- **CONSIGNES**:
A - Reformulez sous forme de liste le paragraphe de la lettre qui commence par « Tes petits mic-mac », en conservant ses faits principaux.
B - Poursuivez la lettre après sa dernière phrase.

Mon cher Paul, je te déteste d'autant plus aujourd'hui que je t'ai adoré hier. Je te déteste pour ce que tu as fait aujourd'hui de ton groupe, surtout quand je me souviens de ce qu'il a été. Tu me fais vraiment chier, parce que ça fait mal au coeur de voir des musiciens qui avaient des idées devenir de vieux patrons qui n'ont plus rien à dire. De voir ceux qui jouaient hier avec BB King enregistrer des chansons avec David Guetta. Et ce n'est pas seulement parce que vous deviendriez gâteux.

J'ai pu supporter un temps ton pseudo engagement de chef d'Etat de pacotille pour la cause africaine, le sida. Si dans les années 80, c'était sans doute une démarche sincère, aujourd'hui, j'en doute fort, surtout quand ça prend le pas sur la musique et que, depuis longtemps, tu as troqué les fringues de gitan du Joshua Tree Tour 87 pour celles d'un VRP de luxe qui prend ses vacances au Cap Nègre. Mais bon, j'y arrivais encore, même après t'avoir vu en concert en 2005, date à laquelle ton groupe était déjà foutu.

Tes petits mic-mac avec divers chefs d'Etat, ta façon d'entretenir l'image d'Africains incapables de se démerder seuls (ça t'arrange bien, sinon ton business avec RED s'écroule), tes parts dans Facebook, et toutes tes conneries débitées à longueur d'interview (compilées ici, en partie, par le célèbre critique rock Dave Marsh, que tu devrais lire plus souvent : http://www.counterpunch.org/marsh03092007.html), tout ça, ça s'est bien accumulé. Mais ça pouvait encore passer, si au moins toi et ton groupe, vous aviez été capables de rester intéressants musicalement.

No line on the Horizon est je crois le pire album que vous avez pondu depuis Pop (et encore, là dessus, il y avait des trucs cools). Je n'ai même pas été capable d'écouter une seule chanson jusqu'au bout. Et c'est avec ça que vous remplissez les stades et faites la tournée la plus lucrative de l'Histoire ? Non parce que, ne viens pas me dire que c'est aussi pour les vieux standards qu'on vient vous écouter, et pour votre sincérité, votre communion avec le public. Ne te fous pas de moi. Tu sais comme moi que c'est terminé depuis bien longtemps, et que si on vient pour ça, on risque fort de ressentir une drôle de douleur entre les fesses en sortant. D'autant plus douloureuse qu'il n'y avait aucune tendresse.

(Un bloc de données)

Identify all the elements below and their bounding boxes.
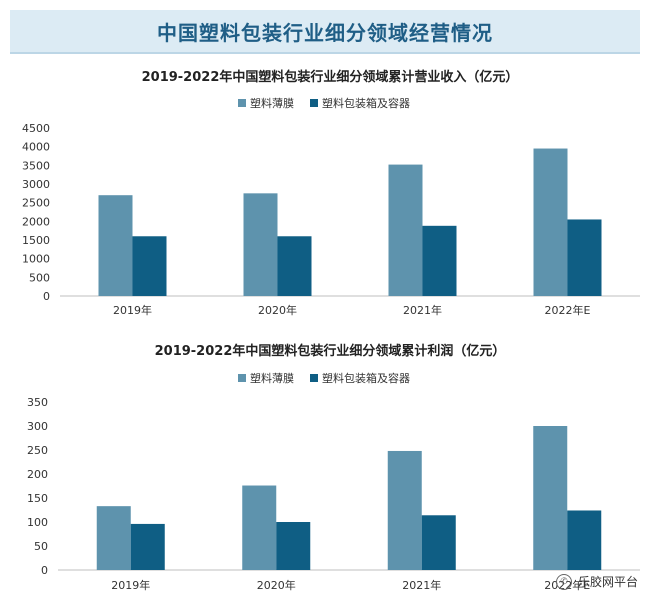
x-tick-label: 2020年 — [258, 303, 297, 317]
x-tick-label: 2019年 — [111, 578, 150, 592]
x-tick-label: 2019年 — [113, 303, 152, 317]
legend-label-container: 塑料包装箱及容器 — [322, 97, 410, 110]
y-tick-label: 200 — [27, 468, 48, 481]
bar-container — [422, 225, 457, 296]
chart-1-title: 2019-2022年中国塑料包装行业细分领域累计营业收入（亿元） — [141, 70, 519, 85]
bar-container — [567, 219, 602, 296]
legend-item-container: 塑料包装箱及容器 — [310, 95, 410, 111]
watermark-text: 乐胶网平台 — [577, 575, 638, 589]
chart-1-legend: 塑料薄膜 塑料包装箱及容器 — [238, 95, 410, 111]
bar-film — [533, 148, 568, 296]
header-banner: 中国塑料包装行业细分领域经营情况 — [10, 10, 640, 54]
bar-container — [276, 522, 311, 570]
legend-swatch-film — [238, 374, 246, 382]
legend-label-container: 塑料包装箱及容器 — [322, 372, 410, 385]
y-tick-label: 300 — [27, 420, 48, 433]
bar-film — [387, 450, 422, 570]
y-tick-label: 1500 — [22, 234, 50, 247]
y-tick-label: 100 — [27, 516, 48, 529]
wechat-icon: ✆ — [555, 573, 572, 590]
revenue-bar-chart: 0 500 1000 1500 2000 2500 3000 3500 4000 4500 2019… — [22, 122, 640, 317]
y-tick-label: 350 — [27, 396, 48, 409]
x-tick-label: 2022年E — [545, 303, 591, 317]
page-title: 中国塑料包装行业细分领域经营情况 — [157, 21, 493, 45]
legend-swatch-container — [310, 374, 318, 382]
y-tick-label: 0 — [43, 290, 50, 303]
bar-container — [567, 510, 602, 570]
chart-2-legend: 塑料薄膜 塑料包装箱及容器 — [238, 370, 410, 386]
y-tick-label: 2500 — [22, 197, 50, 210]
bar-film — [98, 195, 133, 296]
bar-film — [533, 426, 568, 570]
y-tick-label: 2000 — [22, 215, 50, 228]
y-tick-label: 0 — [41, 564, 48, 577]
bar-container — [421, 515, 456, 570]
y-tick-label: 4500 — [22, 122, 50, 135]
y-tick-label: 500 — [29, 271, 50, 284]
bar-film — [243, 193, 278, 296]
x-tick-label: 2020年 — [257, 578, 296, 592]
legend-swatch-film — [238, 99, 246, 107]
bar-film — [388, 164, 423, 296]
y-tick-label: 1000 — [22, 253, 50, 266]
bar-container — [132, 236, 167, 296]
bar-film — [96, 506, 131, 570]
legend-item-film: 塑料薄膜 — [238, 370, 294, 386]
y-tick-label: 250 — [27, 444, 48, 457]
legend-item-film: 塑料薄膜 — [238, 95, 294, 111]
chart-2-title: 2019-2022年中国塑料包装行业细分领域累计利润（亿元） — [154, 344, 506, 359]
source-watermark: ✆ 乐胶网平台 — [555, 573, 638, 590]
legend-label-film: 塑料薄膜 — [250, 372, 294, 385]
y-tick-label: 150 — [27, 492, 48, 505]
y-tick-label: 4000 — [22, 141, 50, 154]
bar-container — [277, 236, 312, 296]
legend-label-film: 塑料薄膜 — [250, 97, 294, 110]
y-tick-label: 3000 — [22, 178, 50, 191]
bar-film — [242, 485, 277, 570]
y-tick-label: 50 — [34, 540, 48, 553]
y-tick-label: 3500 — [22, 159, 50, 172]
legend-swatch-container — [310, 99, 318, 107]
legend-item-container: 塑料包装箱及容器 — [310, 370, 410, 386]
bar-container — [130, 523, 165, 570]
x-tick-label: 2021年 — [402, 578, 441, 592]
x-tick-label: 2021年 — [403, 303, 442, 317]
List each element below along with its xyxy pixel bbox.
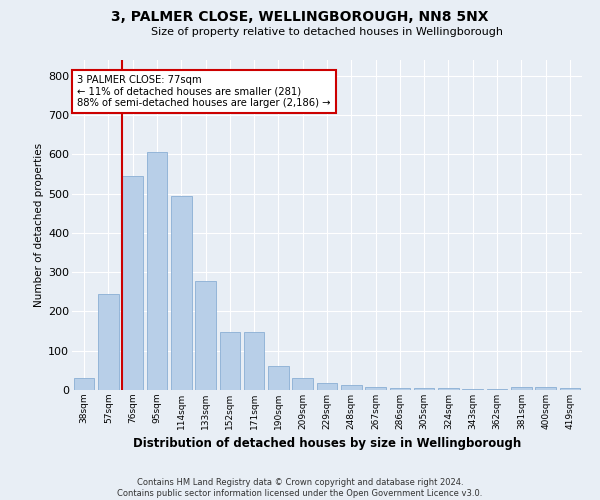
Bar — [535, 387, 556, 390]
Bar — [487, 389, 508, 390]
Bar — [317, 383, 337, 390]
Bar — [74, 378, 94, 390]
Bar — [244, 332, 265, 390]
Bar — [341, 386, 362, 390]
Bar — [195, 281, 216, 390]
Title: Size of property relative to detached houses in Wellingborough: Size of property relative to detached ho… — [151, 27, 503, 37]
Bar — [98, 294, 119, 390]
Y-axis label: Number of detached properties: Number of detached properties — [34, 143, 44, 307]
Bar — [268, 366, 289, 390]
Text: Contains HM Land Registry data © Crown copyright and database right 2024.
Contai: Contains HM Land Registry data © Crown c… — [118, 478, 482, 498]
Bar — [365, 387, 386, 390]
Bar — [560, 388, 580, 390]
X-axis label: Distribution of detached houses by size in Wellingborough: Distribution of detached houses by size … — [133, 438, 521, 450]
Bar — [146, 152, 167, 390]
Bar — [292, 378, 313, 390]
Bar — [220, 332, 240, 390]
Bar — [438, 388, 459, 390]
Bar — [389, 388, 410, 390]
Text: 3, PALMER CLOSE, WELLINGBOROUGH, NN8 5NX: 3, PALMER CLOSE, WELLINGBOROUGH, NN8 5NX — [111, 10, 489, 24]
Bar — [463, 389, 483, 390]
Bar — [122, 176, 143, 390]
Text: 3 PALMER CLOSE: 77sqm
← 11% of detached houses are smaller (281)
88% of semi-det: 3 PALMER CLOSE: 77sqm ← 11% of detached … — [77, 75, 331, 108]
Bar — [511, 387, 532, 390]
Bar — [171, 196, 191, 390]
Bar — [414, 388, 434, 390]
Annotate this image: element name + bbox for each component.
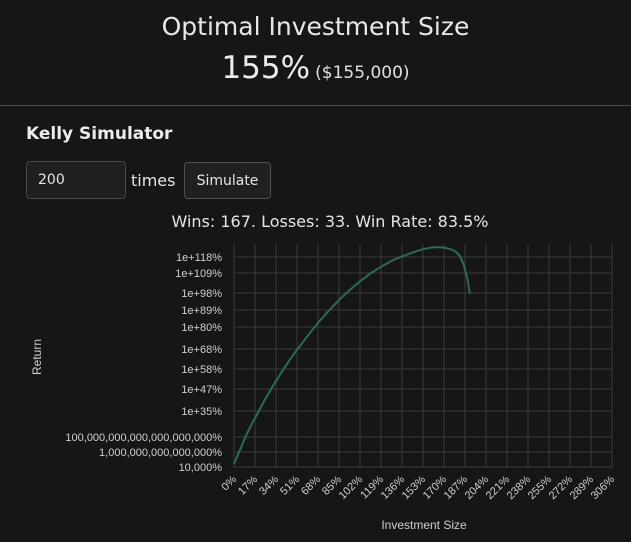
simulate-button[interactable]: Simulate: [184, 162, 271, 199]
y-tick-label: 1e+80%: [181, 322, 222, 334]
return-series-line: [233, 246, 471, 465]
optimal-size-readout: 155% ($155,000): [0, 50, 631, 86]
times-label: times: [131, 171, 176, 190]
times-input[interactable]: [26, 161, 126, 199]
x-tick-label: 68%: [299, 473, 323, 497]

- **RÉPONSES PAR CONSIGNE**:
A -
- Des arrangements douteux avec divers chefs d'État.
- L'entretien de l'image d'Africains incapables de s'en sortir seuls, une image dont dépend son business avec RED.
- Des parts dans Facebook.
- Des bêtises répétées en interview, compilées en partie par le critique rock Dave Marsh.
- Tous ces griefs se sont accumulés, mais ils auraient encore pu passer si le groupe était resté intéressant musicalement.

B -
Mon cher Paul, j'en conclus donc que toi et ton groupe, non seulement vous avez érigé l'hypocrisie en art majeur, à défaut de votre musique, mais en plus, vous vous foutez de la gueule de votre public. Tu lui vends de la merde, et même pas avec le sourire, vu que tu tires toujours la tronche depuis quelques années... Et tes cons de fans indéfectibles te remercient en t'enrichissant davantage. Ce qui, vu ta tête sur scène, n'a pas l'air de te rendre plus heureux. Ca n'enrichit d'ailleurs pas non plus tes idées musicales, et c'est vraiment ça le plus triste.

Fut un temps, tu t'habillais comme un sac, tu t'étais fait un pseudo look de mexicanos avec galure, bretelles et ceinture de tissu, boucle d'oreille et cheveux longs. Je ne parle même pas de ta période mulet. Tu te jetais dans la foule, tu confiais que tu bandais grave quand tu sentais que la fille que tu faisais danser dans le public tremblait dans tes bras. Toi et ton groupe, vous pouviez enregistrer 269 fois une chanson avant qu'elle soit parfaite (elle est sur Rattle and Hum, tu sais de laquelle je parle). J'ai même relu une critique de concert de Laurent Chalumeau dans un Rock and Folk de 85 (là, on est dans la Préhistoire), qui te trouvait gauche, nullard, nasillard, mais justement tellement bon à cause de ça, parce que plus t'étais mauvais, plus tu en faisais des tonnes, et tu en devenais beau. Chalumeau concédait déjà que tu méritais mieux que ton public d'ados. Le croirais-tu ? Ce qui te sauvait, toi et ton groupe, c'était votre putain de sincérité. Là, tu faisais du rock n'roll. Maintenant, tu ne fais qu'amasser du pognon à peu de frais, et tu n'en branles pas une sur scène. Echec, tu crois ?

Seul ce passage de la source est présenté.